# RECORDS SUPPLIED

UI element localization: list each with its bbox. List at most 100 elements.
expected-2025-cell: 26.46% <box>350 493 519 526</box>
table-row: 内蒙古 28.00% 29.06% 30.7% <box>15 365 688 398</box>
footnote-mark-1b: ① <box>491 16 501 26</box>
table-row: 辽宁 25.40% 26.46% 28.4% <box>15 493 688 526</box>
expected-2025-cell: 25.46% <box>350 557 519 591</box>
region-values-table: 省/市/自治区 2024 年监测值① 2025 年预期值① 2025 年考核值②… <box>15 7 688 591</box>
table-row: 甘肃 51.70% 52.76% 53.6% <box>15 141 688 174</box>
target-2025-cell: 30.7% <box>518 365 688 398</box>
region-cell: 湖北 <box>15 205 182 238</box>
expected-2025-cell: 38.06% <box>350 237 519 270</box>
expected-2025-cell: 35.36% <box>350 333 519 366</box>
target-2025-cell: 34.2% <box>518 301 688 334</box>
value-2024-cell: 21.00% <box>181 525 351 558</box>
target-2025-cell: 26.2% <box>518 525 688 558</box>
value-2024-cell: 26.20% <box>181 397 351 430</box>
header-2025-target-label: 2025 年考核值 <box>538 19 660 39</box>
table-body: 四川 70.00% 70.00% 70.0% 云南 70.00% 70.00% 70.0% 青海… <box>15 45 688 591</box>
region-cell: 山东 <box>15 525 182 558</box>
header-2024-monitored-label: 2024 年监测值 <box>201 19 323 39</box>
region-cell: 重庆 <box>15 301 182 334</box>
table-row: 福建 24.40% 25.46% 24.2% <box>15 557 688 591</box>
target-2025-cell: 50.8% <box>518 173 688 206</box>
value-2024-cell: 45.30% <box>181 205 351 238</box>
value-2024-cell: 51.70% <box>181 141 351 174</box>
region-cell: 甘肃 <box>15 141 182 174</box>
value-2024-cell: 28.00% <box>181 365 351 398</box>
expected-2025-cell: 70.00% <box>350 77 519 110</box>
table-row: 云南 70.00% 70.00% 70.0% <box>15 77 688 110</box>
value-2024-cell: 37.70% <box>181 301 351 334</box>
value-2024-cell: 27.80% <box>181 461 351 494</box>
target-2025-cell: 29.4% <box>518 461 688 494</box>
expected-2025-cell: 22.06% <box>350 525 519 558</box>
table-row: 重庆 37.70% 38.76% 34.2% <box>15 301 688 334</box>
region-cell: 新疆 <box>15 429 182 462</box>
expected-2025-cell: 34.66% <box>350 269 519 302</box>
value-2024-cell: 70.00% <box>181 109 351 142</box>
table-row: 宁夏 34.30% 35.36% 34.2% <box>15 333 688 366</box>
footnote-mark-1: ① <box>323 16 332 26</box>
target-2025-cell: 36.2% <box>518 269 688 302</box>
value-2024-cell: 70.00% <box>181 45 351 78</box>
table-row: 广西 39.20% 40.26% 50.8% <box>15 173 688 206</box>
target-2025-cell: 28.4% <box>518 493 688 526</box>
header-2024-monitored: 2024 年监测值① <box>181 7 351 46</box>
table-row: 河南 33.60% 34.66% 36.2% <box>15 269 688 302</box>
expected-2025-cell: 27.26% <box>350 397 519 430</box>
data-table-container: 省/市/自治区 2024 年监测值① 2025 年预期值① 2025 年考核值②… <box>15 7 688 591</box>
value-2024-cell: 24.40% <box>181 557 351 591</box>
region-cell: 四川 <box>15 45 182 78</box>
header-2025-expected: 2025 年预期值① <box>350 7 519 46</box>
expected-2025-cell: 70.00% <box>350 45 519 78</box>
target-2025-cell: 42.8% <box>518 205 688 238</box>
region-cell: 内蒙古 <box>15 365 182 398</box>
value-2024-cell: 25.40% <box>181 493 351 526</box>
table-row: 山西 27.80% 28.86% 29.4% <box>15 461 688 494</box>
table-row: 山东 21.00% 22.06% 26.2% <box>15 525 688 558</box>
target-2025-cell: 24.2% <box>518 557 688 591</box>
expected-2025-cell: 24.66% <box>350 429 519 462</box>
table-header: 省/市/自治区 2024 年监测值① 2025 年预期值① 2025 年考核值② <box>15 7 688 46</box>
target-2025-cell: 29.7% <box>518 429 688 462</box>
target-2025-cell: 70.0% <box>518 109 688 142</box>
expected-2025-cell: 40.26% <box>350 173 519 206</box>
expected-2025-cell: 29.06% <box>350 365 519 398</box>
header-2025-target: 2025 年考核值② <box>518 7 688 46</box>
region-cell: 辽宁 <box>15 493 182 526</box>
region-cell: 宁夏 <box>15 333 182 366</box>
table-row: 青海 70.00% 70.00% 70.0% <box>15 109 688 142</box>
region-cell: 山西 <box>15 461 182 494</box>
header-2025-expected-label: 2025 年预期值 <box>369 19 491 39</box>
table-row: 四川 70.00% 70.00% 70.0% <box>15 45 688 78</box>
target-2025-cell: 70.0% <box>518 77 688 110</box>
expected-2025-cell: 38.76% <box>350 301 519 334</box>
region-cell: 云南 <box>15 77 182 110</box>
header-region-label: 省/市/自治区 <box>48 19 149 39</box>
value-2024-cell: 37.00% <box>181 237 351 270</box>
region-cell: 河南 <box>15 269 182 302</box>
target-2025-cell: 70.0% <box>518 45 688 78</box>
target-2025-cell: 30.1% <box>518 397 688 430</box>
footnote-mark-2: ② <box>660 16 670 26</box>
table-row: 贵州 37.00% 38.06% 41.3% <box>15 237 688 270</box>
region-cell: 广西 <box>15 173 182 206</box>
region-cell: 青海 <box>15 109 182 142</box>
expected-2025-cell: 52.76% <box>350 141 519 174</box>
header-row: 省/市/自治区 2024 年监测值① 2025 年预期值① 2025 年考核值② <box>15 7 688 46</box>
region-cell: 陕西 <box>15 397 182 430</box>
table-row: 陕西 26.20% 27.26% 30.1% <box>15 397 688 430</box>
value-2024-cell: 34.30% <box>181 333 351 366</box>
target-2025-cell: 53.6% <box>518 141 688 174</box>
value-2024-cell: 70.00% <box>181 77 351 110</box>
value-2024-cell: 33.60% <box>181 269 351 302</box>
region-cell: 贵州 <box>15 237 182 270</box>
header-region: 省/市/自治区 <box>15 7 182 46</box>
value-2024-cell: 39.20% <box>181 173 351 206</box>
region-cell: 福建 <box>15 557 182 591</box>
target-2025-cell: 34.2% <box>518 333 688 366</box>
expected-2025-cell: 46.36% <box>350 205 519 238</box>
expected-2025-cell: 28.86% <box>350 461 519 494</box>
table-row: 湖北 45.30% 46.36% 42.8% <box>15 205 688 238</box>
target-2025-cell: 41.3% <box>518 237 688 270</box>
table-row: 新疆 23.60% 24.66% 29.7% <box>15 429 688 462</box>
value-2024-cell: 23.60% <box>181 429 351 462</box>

# EXERCISE
Swap each "table-row" in the lines above for "data-row" and reproduce all the lines with nothing else changed.

# PROBLEM SOLUTION
UI element localization: list each with its bbox. List at most 100 elements.
expected-2025-cell: 26.46% <box>350 493 519 526</box>
data-row: 内蒙古 28.00% 29.06% 30.7% <box>15 365 688 398</box>
footnote-mark-1b: ① <box>491 16 501 26</box>
data-row: 辽宁 25.40% 26.46% 28.4% <box>15 493 688 526</box>
expected-2025-cell: 25.46% <box>350 557 519 591</box>
region-values-table: 省/市/自治区 2024 年监测值① 2025 年预期值① 2025 年考核值②… <box>15 7 688 591</box>
data-row: 甘肃 51.70% 52.76% 53.6% <box>15 141 688 174</box>
target-2025-cell: 30.7% <box>518 365 688 398</box>
region-cell: 湖北 <box>15 205 182 238</box>
expected-2025-cell: 38.06% <box>350 237 519 270</box>
expected-2025-cell: 35.36% <box>350 333 519 366</box>
target-2025-cell: 34.2% <box>518 301 688 334</box>
value-2024-cell: 21.00% <box>181 525 351 558</box>
target-2025-cell: 26.2% <box>518 525 688 558</box>
value-2024-cell: 26.20% <box>181 397 351 430</box>
header-2025-target-label: 2025 年考核值 <box>538 19 660 39</box>
table-body: 四川 70.00% 70.00% 70.0% 云南 70.00% 70.00% 70.0% 青海… <box>15 45 688 591</box>
region-cell: 山东 <box>15 525 182 558</box>
header-2024-monitored-label: 2024 年监测值 <box>201 19 323 39</box>
region-cell: 重庆 <box>15 301 182 334</box>
data-row: 福建 24.40% 25.46% 24.2% <box>15 557 688 591</box>
target-2025-cell: 50.8% <box>518 173 688 206</box>
value-2024-cell: 45.30% <box>181 205 351 238</box>
value-2024-cell: 51.70% <box>181 141 351 174</box>
region-cell: 甘肃 <box>15 141 182 174</box>
value-2024-cell: 28.00% <box>181 365 351 398</box>
expected-2025-cell: 70.00% <box>350 77 519 110</box>
data-row: 云南 70.00% 70.00% 70.0% <box>15 77 688 110</box>
value-2024-cell: 37.70% <box>181 301 351 334</box>
value-2024-cell: 27.80% <box>181 461 351 494</box>
target-2025-cell: 29.4% <box>518 461 688 494</box>
expected-2025-cell: 22.06% <box>350 525 519 558</box>
data-row: 重庆 37.70% 38.76% 34.2% <box>15 301 688 334</box>
region-cell: 新疆 <box>15 429 182 462</box>
expected-2025-cell: 34.66% <box>350 269 519 302</box>
value-2024-cell: 70.00% <box>181 109 351 142</box>
data-row: 宁夏 34.30% 35.36% 34.2% <box>15 333 688 366</box>
footnote-mark-1: ① <box>323 16 332 26</box>
target-2025-cell: 36.2% <box>518 269 688 302</box>
value-2024-cell: 70.00% <box>181 45 351 78</box>
data-row: 广西 39.20% 40.26% 50.8% <box>15 173 688 206</box>
target-2025-cell: 28.4% <box>518 493 688 526</box>
header-2024-monitored: 2024 年监测值① <box>181 7 351 46</box>
data-row: 河南 33.60% 34.66% 36.2% <box>15 269 688 302</box>
expected-2025-cell: 27.26% <box>350 397 519 430</box>
data-table-container: 省/市/自治区 2024 年监测值① 2025 年预期值① 2025 年考核值②… <box>15 7 688 591</box>
value-2024-cell: 24.40% <box>181 557 351 591</box>
region-cell: 四川 <box>15 45 182 78</box>
header-2025-expected: 2025 年预期值① <box>350 7 519 46</box>
expected-2025-cell: 70.00% <box>350 45 519 78</box>
target-2025-cell: 42.8% <box>518 205 688 238</box>
region-cell: 内蒙古 <box>15 365 182 398</box>
value-2024-cell: 25.40% <box>181 493 351 526</box>
data-row: 山西 27.80% 28.86% 29.4% <box>15 461 688 494</box>
data-row: 山东 21.00% 22.06% 26.2% <box>15 525 688 558</box>
target-2025-cell: 24.2% <box>518 557 688 591</box>
expected-2025-cell: 24.66% <box>350 429 519 462</box>
table-header: 省/市/自治区 2024 年监测值① 2025 年预期值① 2025 年考核值② <box>15 7 688 46</box>
target-2025-cell: 29.7% <box>518 429 688 462</box>
target-2025-cell: 70.0% <box>518 109 688 142</box>
expected-2025-cell: 40.26% <box>350 173 519 206</box>
expected-2025-cell: 29.06% <box>350 365 519 398</box>
header-2025-target: 2025 年考核值② <box>518 7 688 46</box>
region-cell: 辽宁 <box>15 493 182 526</box>
region-cell: 宁夏 <box>15 333 182 366</box>
data-row: 青海 70.00% 70.00% 70.0% <box>15 109 688 142</box>
region-cell: 山西 <box>15 461 182 494</box>
header-2025-expected-label: 2025 年预期值 <box>369 19 491 39</box>
data-row: 四川 70.00% 70.00% 70.0% <box>15 45 688 78</box>
target-2025-cell: 70.0% <box>518 77 688 110</box>
expected-2025-cell: 38.76% <box>350 301 519 334</box>
region-cell: 云南 <box>15 77 182 110</box>
header-region-label: 省/市/自治区 <box>48 19 149 39</box>
value-2024-cell: 37.00% <box>181 237 351 270</box>
region-cell: 河南 <box>15 269 182 302</box>
target-2025-cell: 70.0% <box>518 45 688 78</box>
target-2025-cell: 30.1% <box>518 397 688 430</box>
footnote-mark-2: ② <box>660 16 670 26</box>
data-row: 贵州 37.00% 38.06% 41.3% <box>15 237 688 270</box>
region-cell: 广西 <box>15 173 182 206</box>
region-cell: 青海 <box>15 109 182 142</box>
expected-2025-cell: 52.76% <box>350 141 519 174</box>
header-row: 省/市/自治区 2024 年监测值① 2025 年预期值① 2025 年考核值② <box>15 7 688 46</box>
region-cell: 陕西 <box>15 397 182 430</box>
data-row: 陕西 26.20% 27.26% 30.1% <box>15 397 688 430</box>
value-2024-cell: 34.30% <box>181 333 351 366</box>
target-2025-cell: 53.6% <box>518 141 688 174</box>
value-2024-cell: 70.00% <box>181 77 351 110</box>
value-2024-cell: 33.60% <box>181 269 351 302</box>
region-cell: 贵州 <box>15 237 182 270</box>
header-region: 省/市/自治区 <box>15 7 182 46</box>
value-2024-cell: 39.20% <box>181 173 351 206</box>
region-cell: 福建 <box>15 557 182 591</box>
target-2025-cell: 34.2% <box>518 333 688 366</box>
expected-2025-cell: 46.36% <box>350 205 519 238</box>
expected-2025-cell: 28.86% <box>350 461 519 494</box>
data-row: 湖北 45.30% 46.36% 42.8% <box>15 205 688 238</box>
target-2025-cell: 41.3% <box>518 237 688 270</box>
data-row: 新疆 23.60% 24.66% 29.7% <box>15 429 688 462</box>
value-2024-cell: 23.60% <box>181 429 351 462</box>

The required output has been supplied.